● What to produce:
Please find all lines in the data that hold the string "count" and copy them.
--*--
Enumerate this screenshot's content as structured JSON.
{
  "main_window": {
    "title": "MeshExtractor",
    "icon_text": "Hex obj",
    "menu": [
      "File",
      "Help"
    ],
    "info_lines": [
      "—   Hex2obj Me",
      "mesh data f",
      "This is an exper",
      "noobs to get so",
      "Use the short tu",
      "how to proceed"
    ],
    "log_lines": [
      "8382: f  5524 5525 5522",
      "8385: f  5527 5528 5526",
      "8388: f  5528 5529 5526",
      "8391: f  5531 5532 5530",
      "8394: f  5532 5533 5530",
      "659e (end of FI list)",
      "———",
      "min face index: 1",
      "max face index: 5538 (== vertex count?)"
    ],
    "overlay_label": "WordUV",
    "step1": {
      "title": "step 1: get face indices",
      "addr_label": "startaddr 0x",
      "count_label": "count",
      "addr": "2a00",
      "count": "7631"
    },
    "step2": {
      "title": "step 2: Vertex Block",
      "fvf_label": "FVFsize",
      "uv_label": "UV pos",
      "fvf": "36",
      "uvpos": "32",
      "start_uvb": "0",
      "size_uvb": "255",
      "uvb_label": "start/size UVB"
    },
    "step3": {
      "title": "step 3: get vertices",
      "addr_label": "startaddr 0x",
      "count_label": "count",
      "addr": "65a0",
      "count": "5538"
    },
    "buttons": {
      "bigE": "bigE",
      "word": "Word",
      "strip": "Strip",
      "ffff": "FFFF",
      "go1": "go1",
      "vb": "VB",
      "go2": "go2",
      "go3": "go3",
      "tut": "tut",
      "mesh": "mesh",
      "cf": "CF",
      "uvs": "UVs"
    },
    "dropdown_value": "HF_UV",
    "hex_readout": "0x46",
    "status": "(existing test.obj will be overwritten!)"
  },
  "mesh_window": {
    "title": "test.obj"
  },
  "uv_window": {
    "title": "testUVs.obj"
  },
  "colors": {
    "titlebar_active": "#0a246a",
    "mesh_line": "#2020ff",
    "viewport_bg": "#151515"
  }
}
--*--
● Result:
      "max face index: 5538 (== vertex count?)"
      "count_label": "count",
      "count": "7631"
      "count_label": "count",
      "count": "5538"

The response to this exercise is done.